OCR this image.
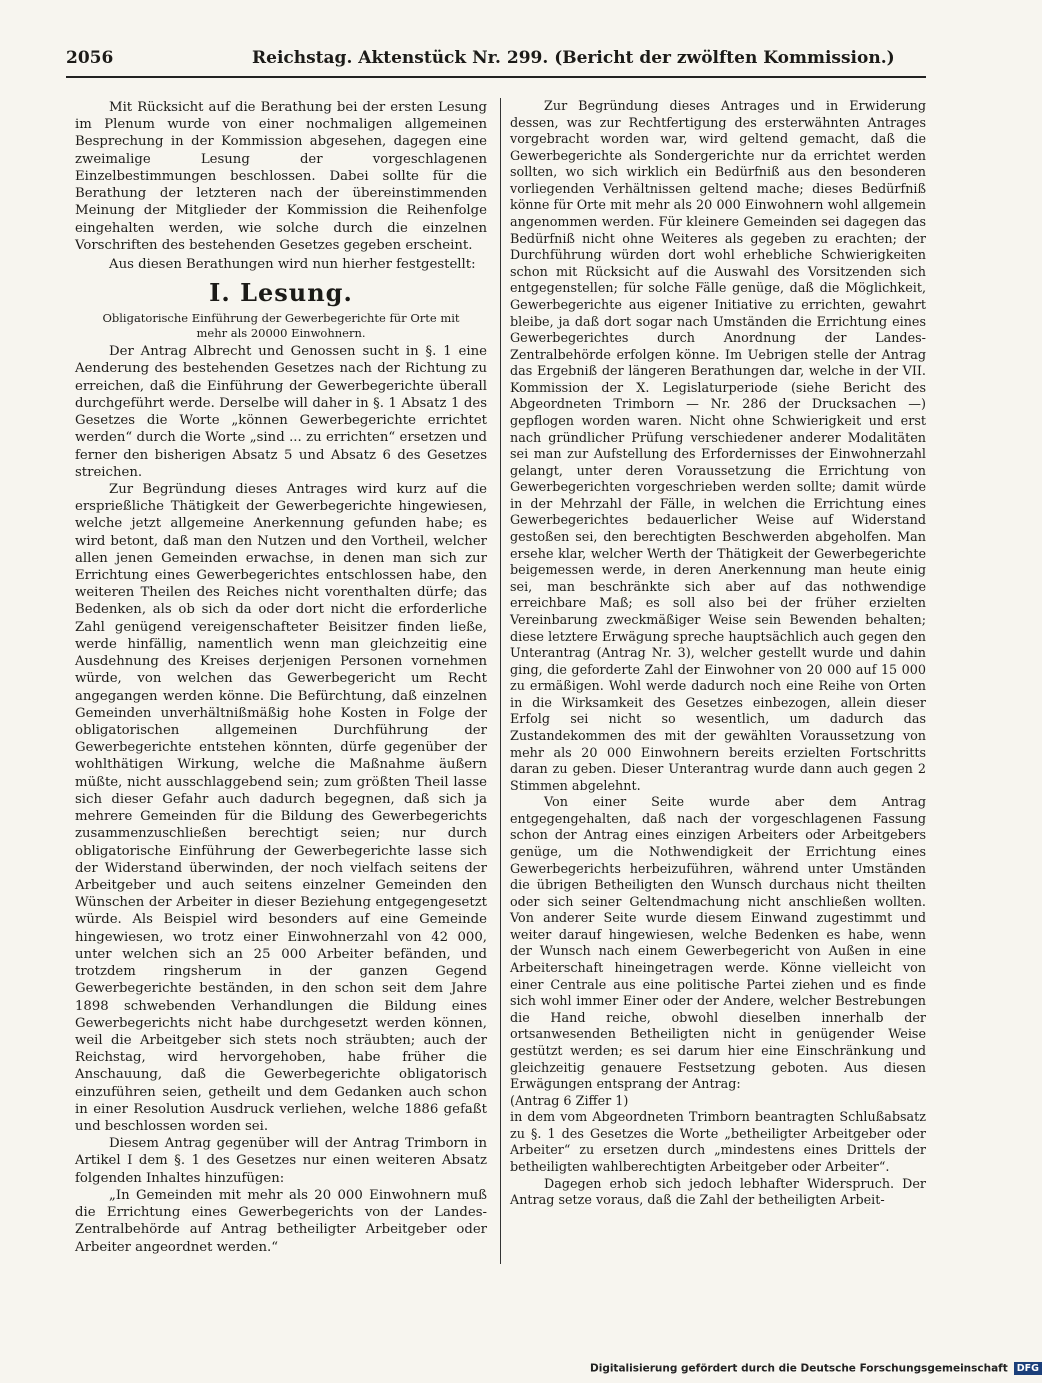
2056	Reichstag. Aktenstück Nr. 299. (Bericht der zwölften Kommission.)

Mit Rücksicht auf die Berathung bei der ersten Lesung im Plenum wurde von einer nochmaligen allgemeinen Besprechung in der Kommission abgesehen, dagegen eine zweimalige Lesung der vorgeschlagenen Einzelbestimmungen beschlossen. Dabei sollte für die Berathung der letzteren nach der übereinstimmenden Meinung der Mitglieder der Kommission die Reihenfolge eingehalten werden, wie solche durch die einzelnen Vorschriften des bestehenden Gesetzes gegeben erscheint.

Aus diesen Berathungen wird nun hierher festgestellt:

I. Lesung.
Obligatorische Einführung der Gewerbegerichte für Orte mit mehr als 20000 Einwohnern.

Der Antrag Albrecht und Genossen sucht in §. 1 eine Aenderung des bestehenden Gesetzes nach der Richtung zu erreichen, daß die Einführung der Gewerbegerichte überall durchgeführt werde. Derselbe will daher in §. 1 Absatz 1 des Gesetzes die Worte „können Gewerbegerichte errichtet werden“ durch die Worte „sind ... zu errichten“ ersetzen und ferner den bisherigen Absatz 5 und Absatz 6 des Gesetzes streichen.

Zur Begründung dieses Antrages wird kurz auf die ersprießliche Thätigkeit der Gewerbegerichte hingewiesen, welche jetzt allgemeine Anerkennung gefunden habe; es wird betont, daß man den Nutzen und den Vortheil, welcher allen jenen Gemeinden erwachse, in denen man sich zur Errichtung eines Gewerbegerichtes entschlossen habe, den weiteren Theilen des Reiches nicht vorenthalten dürfe; das Bedenken, als ob sich da oder dort nicht die erforderliche Zahl genügend vereigenschafteter Beisitzer finden ließe, werde hinfällig, namentlich wenn man gleichzeitig eine Ausdehnung des Kreises derjenigen Personen vornehmen würde, von welchen das Gewerbegericht um Recht angegangen werden könne. Die Befürchtung, daß einzelnen Gemeinden unverhältnißmäßig hohe Kosten in Folge der obligatorischen allgemeinen Durchführung der Gewerbegerichte entstehen könnten, dürfe gegenüber der wohlthätigen Wirkung, welche die Maßnahme äußern müßte, nicht ausschlaggebend sein; zum größten Theil lasse sich dieser Gefahr auch dadurch begegnen, daß sich ja mehrere Gemeinden für die Bildung des Gewerbegerichts zusammenzuschließen berechtigt seien; nur durch obligatorische Einführung der Gewerbegerichte lasse sich der Widerstand überwinden, der noch vielfach seitens der Arbeitgeber und auch seitens einzelner Gemeinden den Wünschen der Arbeiter in dieser Beziehung entgegengesetzt würde. Als Beispiel wird besonders auf eine Gemeinde hingewiesen, wo trotz einer Einwohnerzahl von 42 000, unter welchen sich an 25 000 Arbeiter befänden, und trotzdem ringsherum in der ganzen Gegend Gewerbegerichte beständen, in den schon seit dem Jahre 1898 schwebenden Verhandlungen die Bildung eines Gewerbegerichts nicht habe durchgesetzt werden können, weil die Arbeitgeber sich stets noch sträubten; auch der Reichstag, wird hervorgehoben, habe früher die Anschauung, daß die Gewerbegerichte obligatorisch einzuführen seien, getheilt und dem Gedanken auch schon in einer Resolution Ausdruck verliehen, welche 1886 gefaßt und beschlossen worden sei.

Diesem Antrag gegenüber will der Antrag Trimborn in Artikel I dem §. 1 des Gesetzes nur einen weiteren Absatz folgenden Inhaltes hinzufügen:

„In Gemeinden mit mehr als 20 000 Einwohnern muß die Errichtung eines Gewerbegerichts von der Landes-Zentralbehörde auf Antrag betheiligter Arbeitgeber oder Arbeiter angeordnet werden.“

Zur Begründung dieses Antrages und in Erwiderung dessen, was zur Rechtfertigung des ersterwähnten Antrages vorgebracht worden war, wird geltend gemacht, daß die Gewerbegerichte als Sondergerichte nur da errichtet werden sollten, wo sich wirklich ein Bedürfniß aus den besonderen vorliegenden Verhältnissen geltend mache; dieses Bedürfniß könne für Orte mit mehr als 20 000 Einwohnern wohl allgemein angenommen werden. Für kleinere Gemeinden sei dagegen das Bedürfniß nicht ohne Weiteres als gegeben zu erachten; der Durchführung würden dort wohl erhebliche Schwierigkeiten schon mit Rücksicht auf die Auswahl des Vorsitzenden sich entgegenstellen; für solche Fälle genüge, daß die Möglichkeit, Gewerbegerichte aus eigener Initiative zu errichten, gewahrt bleibe, ja daß dort sogar nach Umständen die Errichtung eines Gewerbegerichtes durch Anordnung der Landes-Zentralbehörde erfolgen könne. Im Uebrigen stelle der Antrag das Ergebniß der längeren Berathungen dar, welche in der VII. Kommission der X. Legislaturperiode (siehe Bericht des Abgeordneten Trimborn — Nr. 286 der Drucksachen —) gepflogen worden waren. Nicht ohne Schwierigkeit und erst nach gründlicher Prüfung verschiedener anderer Modalitäten sei man zur Aufstellung des Erfordernisses der Einwohnerzahl gelangt, unter deren Voraussetzung die Errichtung von Gewerbegerichten vorgeschrieben werden sollte; damit würde in der Mehrzahl der Fälle, in welchen die Errichtung eines Gewerbegerichtes bedauerlicher Weise auf Widerstand gestoßen sei, den berechtigten Beschwerden abgeholfen. Man ersehe klar, welcher Werth der Thätigkeit der Gewerbegerichte beigemessen werde, in deren Anerkennung man heute einig sei, man beschränkte sich aber auf das nothwendige erreichbare Maß; es soll also bei der früher erzielten Vereinbarung zweckmäßiger Weise sein Bewenden behalten; diese letztere Erwägung spreche hauptsächlich auch gegen den Unterantrag (Antrag Nr. 3), welcher gestellt wurde und dahin ging, die geforderte Zahl der Einwohner von 20 000 auf 15 000 zu ermäßigen. Wohl werde dadurch noch eine Reihe von Orten in die Wirksamkeit des Gesetzes einbezogen, allein dieser Erfolg sei nicht so wesentlich, um dadurch das Zustandekommen des mit der gewählten Voraussetzung von mehr als 20 000 Einwohnern bereits erzielten Fortschritts daran zu geben. Dieser Unterantrag wurde dann auch gegen 2 Stimmen abgelehnt.

Von einer Seite wurde aber dem Antrag entgegengehalten, daß nach der vorgeschlagenen Fassung schon der Antrag eines einzigen Arbeiters oder Arbeitgebers genüge, um die Nothwendigkeit der Errichtung eines Gewerbegerichts herbeizuführen, während unter Umständen die übrigen Betheiligten den Wunsch durchaus nicht theilten oder sich seiner Geltendmachung nicht anschließen wollten. Von anderer Seite wurde diesem Einwand zugestimmt und weiter darauf hingewiesen, welche Bedenken es habe, wenn der Wunsch nach einem Gewerbegericht von Außen in eine Arbeiterschaft hineingetragen werde. Könne vielleicht von einer Centrale aus eine politische Partei ziehen und es finde sich wohl immer Einer oder der Andere, welcher Bestrebungen die Hand reiche, obwohl dieselben innerhalb der ortsanwesenden Betheiligten nicht in genügender Weise gestützt werden; es sei darum hier eine Einschränkung und gleichzeitig genauere Festsetzung geboten. Aus diesen Erwägungen entsprang der Antrag:

(Antrag 6 Ziffer 1)

in dem vom Abgeordneten Trimborn beantragten Schlußabsatz zu §. 1 des Gesetzes die Worte „betheiligter Arbeitgeber oder Arbeiter“ zu ersetzen durch „mindestens eines Drittels der betheiligten wahlberechtigten Arbeitgeber oder Arbeiter“.

Dagegen erhob sich jedoch lebhafter Widerspruch. Der Antrag setze voraus, daß die Zahl der betheiligten Arbeit-

Digitalisierung gefördert durch die Deutsche Forschungsgemeinschaft DFG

> _About this task_
Whenever "will" occurs in a line above, copy that line.

> _Output for this exercise_
Der Antrag Albrecht und Genossen sucht in §. 1 eine Aenderung des bestehenden Gesetzes nach der Richtung zu erreichen, daß die Einführung der Gewerbegerichte überall durchgeführt werde. Derselbe will daher in §. 1 Absatz 1 des Gesetzes die Worte „können Gewerbegerichte errichtet werden“ durch die Worte „sind ... zu errichten“ ersetzen und ferner den bisherigen Absatz 5 und Absatz 6 des Gesetzes streichen.
Diesem Antrag gegenüber will der Antrag Trimborn in Artikel I dem §. 1 des Gesetzes nur einen weiteren Absatz folgenden Inhaltes hinzufügen:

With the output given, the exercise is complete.